Aim:
Read through the records below and copy each line that uses the word "period".

Dataset content:
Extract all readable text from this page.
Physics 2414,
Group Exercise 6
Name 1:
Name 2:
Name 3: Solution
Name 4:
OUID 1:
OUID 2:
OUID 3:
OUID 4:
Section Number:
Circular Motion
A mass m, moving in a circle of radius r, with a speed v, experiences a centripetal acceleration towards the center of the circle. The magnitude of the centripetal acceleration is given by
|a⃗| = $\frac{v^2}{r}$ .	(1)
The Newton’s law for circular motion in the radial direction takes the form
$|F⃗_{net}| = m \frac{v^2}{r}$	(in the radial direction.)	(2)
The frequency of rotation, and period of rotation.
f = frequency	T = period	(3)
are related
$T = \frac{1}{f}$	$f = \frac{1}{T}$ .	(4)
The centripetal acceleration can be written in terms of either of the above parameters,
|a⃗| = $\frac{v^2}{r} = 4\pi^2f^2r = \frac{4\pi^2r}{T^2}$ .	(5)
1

Result for this exercise:
The frequency of rotation, and period of rotation.
f = frequency	T = period	(3)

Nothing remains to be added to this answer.